─── WORKING DATA ───
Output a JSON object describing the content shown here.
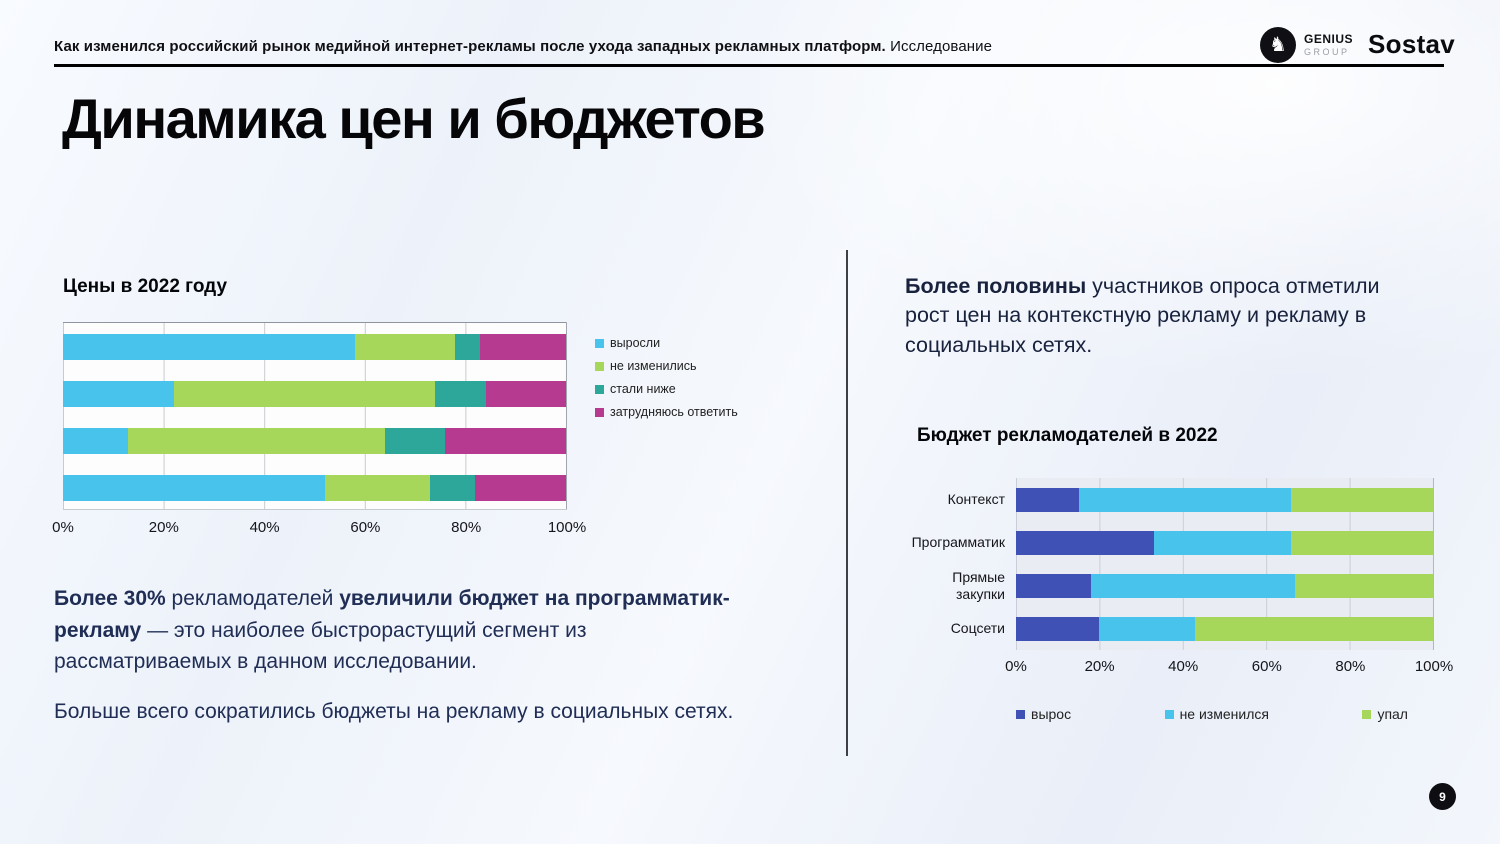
{
  "header": {
    "title_bold": "Как изменился российский рынок медийной интернет-рекламы после ухода западных рекламных платформ.",
    "title_tail": " Исследование",
    "genius_name": "GENIUS",
    "genius_sub": "GROUP",
    "sostav": "Sostav"
  },
  "page_title": "Динамика цен и бюджетов",
  "lead": {
    "bold": "Более половины",
    "rest": " участников опроса отметили рост цен на контекстную рекламу и рекламу в социальных сетях."
  },
  "insight": {
    "bold1": "Более 30%",
    "t1": " рекламодателей ",
    "bold2": "увеличили бюджет на программатик-рекламу",
    "t2": " — это наиболее быстрорастущий сегмент из рассматриваемых в данном исследовании.",
    "p2": "Больше всего сократились бюджеты на рекламу в социальных сетях."
  },
  "page_number": "9",
  "chart_data": [
    {
      "type": "bar",
      "orientation": "horizontal-stacked",
      "title": "Цены в 2022 году",
      "categories": [
        "",
        "",
        "",
        ""
      ],
      "series": [
        {
          "name": "выросли",
          "color": "#47C3EC",
          "values": [
            58,
            22,
            13,
            52
          ]
        },
        {
          "name": "не изменились",
          "color": "#A7D75A",
          "values": [
            20,
            52,
            51,
            21
          ]
        },
        {
          "name": "стали ниже",
          "color": "#2EA79B",
          "values": [
            5,
            10,
            12,
            9
          ]
        },
        {
          "name": "затрудняюсь ответить",
          "color": "#B53A90",
          "values": [
            17,
            16,
            24,
            18
          ]
        }
      ],
      "xticks": [
        "0%",
        "20%",
        "40%",
        "60%",
        "80%",
        "100%"
      ],
      "xlim": [
        0,
        100
      ],
      "grid": true,
      "legend_position": "right"
    },
    {
      "type": "bar",
      "orientation": "horizontal-stacked",
      "title": "Бюджет рекламодателей в 2022",
      "categories": [
        "Контекст",
        "Программатик",
        "Прямые закупки",
        "Соцсети"
      ],
      "series": [
        {
          "name": "вырос",
          "color": "#3F51B5",
          "values": [
            15,
            33,
            18,
            20
          ]
        },
        {
          "name": "не изменился",
          "color": "#47C3EC",
          "values": [
            51,
            33,
            49,
            23
          ]
        },
        {
          "name": "упал",
          "color": "#A7D75A",
          "values": [
            34,
            34,
            33,
            57
          ]
        }
      ],
      "xticks": [
        "0%",
        "20%",
        "40%",
        "60%",
        "80%",
        "100%"
      ],
      "xlim": [
        0,
        100
      ],
      "grid": true,
      "legend_position": "bottom"
    }
  ]
}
───
> **GIVEN INSTRUCTION**: Going through the entries above, tally each line that has the word "рекламу". Answer with the number only.

> **OUTPUT BELOW**: 3